• **Given exercise**
Return the material exactly as supplied, apart from the pictures, which are omitted.

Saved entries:
• • • • • • •

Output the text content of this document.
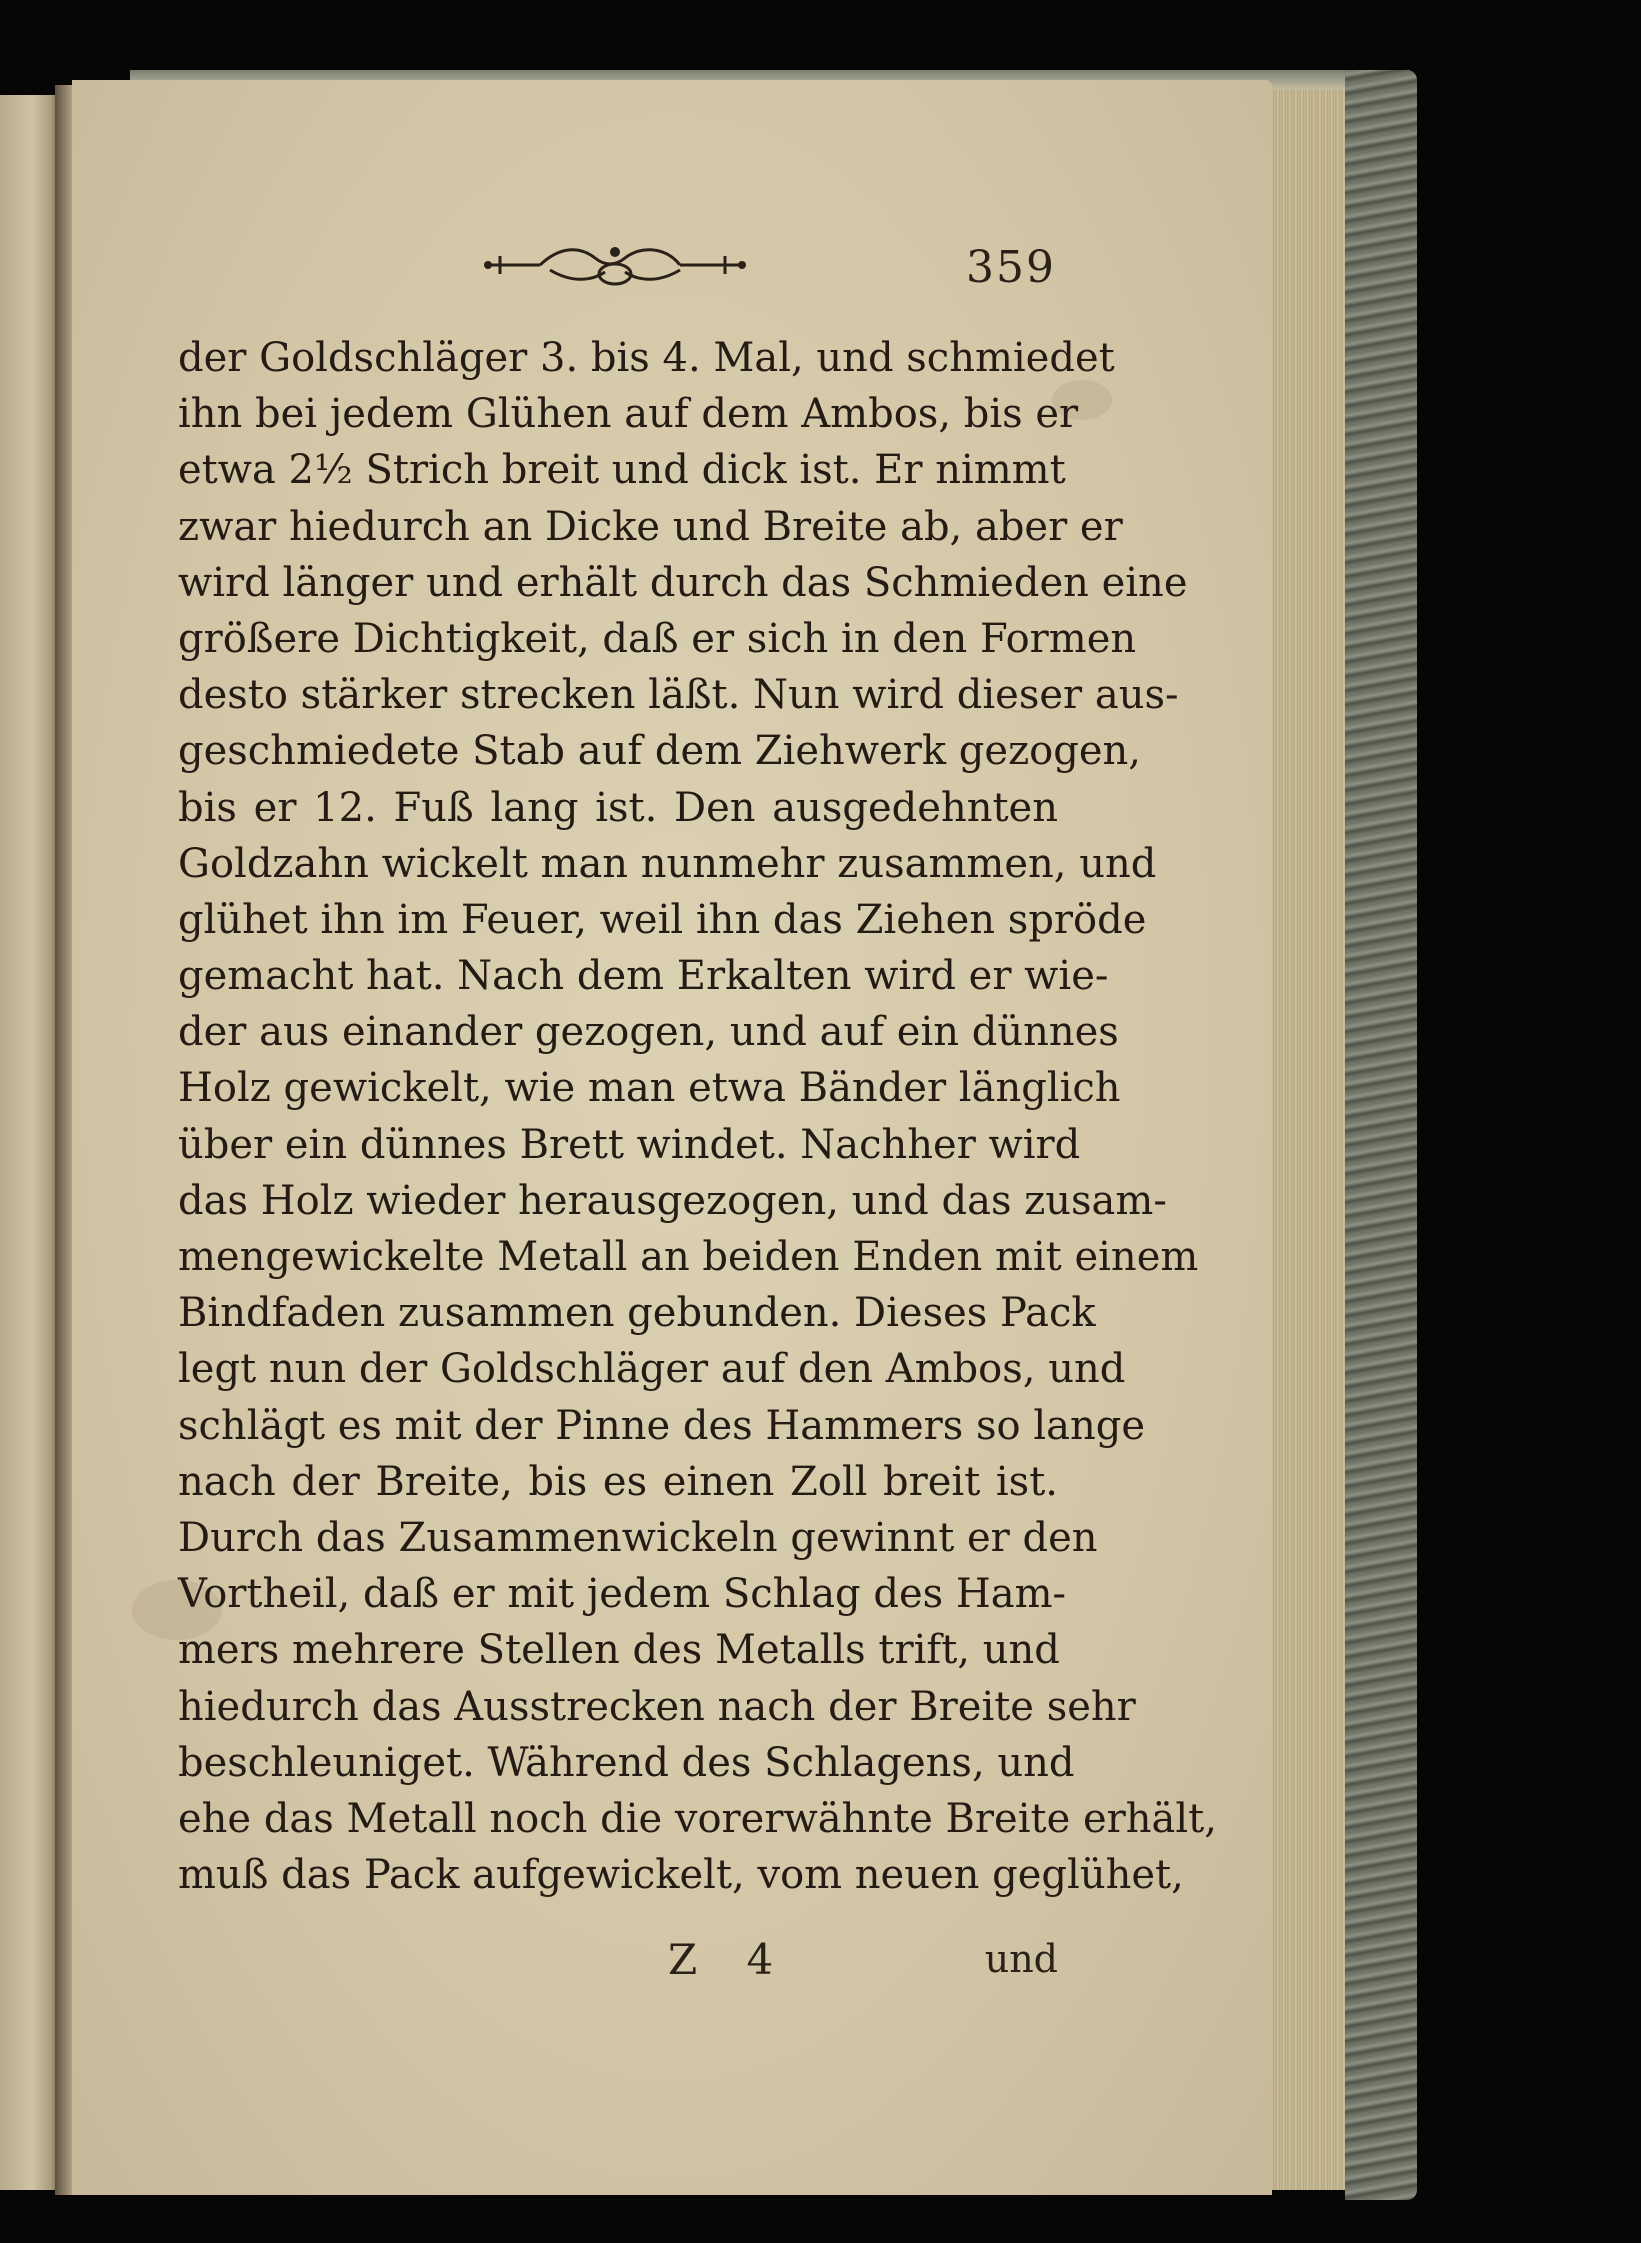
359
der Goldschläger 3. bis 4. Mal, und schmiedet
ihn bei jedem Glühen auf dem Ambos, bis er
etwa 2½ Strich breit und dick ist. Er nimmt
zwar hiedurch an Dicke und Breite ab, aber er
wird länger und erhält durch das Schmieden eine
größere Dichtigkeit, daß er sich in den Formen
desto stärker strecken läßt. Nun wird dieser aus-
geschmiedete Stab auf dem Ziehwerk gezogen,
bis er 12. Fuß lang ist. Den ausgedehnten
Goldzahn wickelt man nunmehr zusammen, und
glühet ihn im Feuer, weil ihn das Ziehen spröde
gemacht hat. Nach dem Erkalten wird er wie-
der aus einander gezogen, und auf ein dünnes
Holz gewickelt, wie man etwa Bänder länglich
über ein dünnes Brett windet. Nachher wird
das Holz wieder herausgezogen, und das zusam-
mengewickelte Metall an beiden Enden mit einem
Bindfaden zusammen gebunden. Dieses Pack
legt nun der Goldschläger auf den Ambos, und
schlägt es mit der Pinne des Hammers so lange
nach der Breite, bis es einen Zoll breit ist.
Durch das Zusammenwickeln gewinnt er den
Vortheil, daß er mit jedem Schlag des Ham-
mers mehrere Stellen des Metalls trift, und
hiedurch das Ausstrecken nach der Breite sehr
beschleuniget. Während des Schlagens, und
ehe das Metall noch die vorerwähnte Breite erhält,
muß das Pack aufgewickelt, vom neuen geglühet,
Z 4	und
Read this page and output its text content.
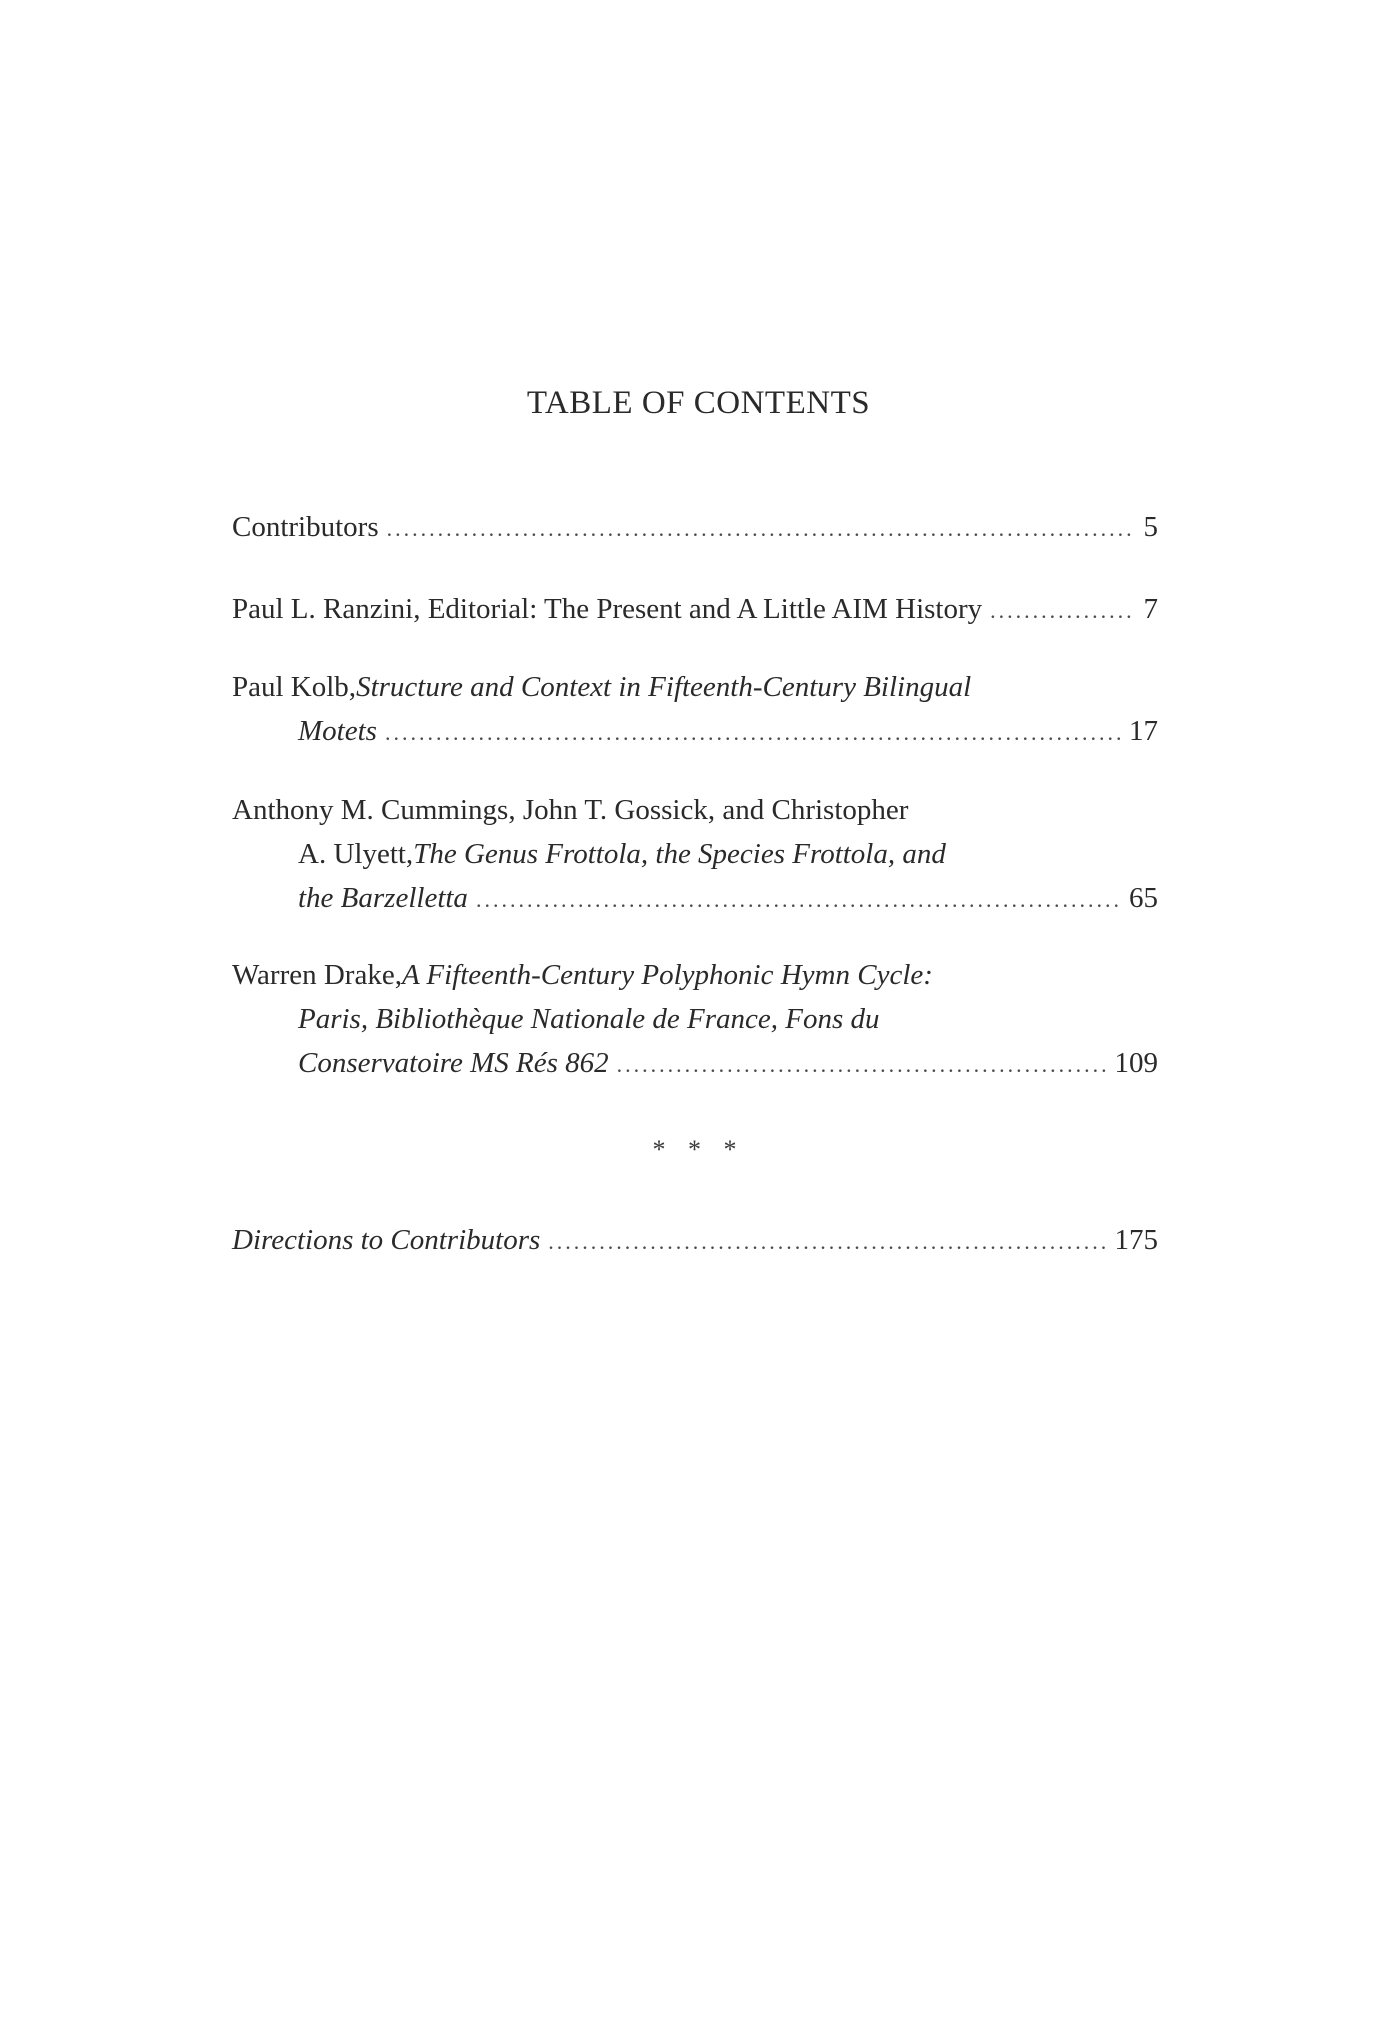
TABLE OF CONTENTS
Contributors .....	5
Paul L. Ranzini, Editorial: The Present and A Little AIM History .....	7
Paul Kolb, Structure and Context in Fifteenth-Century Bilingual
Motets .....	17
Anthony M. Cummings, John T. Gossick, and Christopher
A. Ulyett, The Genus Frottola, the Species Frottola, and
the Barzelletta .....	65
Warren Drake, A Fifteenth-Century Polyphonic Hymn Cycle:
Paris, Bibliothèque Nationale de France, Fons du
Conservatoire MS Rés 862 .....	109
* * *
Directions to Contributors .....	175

• • • • • • •

• **Output of the exercise**
Output the text content of this document.
359
der Goldschläger 3. bis 4. Mal, und schmiedet
ihn bei jedem Glühen auf dem Ambos, bis er
etwa 2½ Strich breit und dick ist. Er nimmt
zwar hiedurch an Dicke und Breite ab, aber er
wird länger und erhält durch das Schmieden eine
größere Dichtigkeit, daß er sich in den Formen
desto stärker strecken läßt. Nun wird dieser aus-
geschmiedete Stab auf dem Ziehwerk gezogen,
bis er 12. Fuß lang ist. Den ausgedehnten
Goldzahn wickelt man nunmehr zusammen, und
glühet ihn im Feuer, weil ihn das Ziehen spröde
gemacht hat. Nach dem Erkalten wird er wie-
der aus einander gezogen, und auf ein dünnes
Holz gewickelt, wie man etwa Bänder länglich
über ein dünnes Brett windet. Nachher wird
das Holz wieder herausgezogen, und das zusam-
mengewickelte Metall an beiden Enden mit einem
Bindfaden zusammen gebunden. Dieses Pack
legt nun der Goldschläger auf den Ambos, und
schlägt es mit der Pinne des Hammers so lange
nach der Breite, bis es einen Zoll breit ist.
Durch das Zusammenwickeln gewinnt er den
Vortheil, daß er mit jedem Schlag des Ham-
mers mehrere Stellen des Metalls trift, und
hiedurch das Ausstrecken nach der Breite sehr
beschleuniget. Während des Schlagens, und
ehe das Metall noch die vorerwähnte Breite erhält,
muß das Pack aufgewickelt, vom neuen geglühet,
Z 4	und
Read this page and output its text content.
TABLE OF CONTENTS
Contributors .....	5
Paul L. Ranzini, Editorial: The Present and A Little AIM History .....	7
Paul Kolb, Structure and Context in Fifteenth-Century Bilingual
Motets .....	17
Anthony M. Cummings, John T. Gossick, and Christopher
A. Ulyett, The Genus Frottola, the Species Frottola, and
the Barzelletta .....	65
Warren Drake, A Fifteenth-Century Polyphonic Hymn Cycle:
Paris, Bibliothèque Nationale de France, Fons du
Conservatoire MS Rés 862 .....	109
* * *
Directions to Contributors .....	175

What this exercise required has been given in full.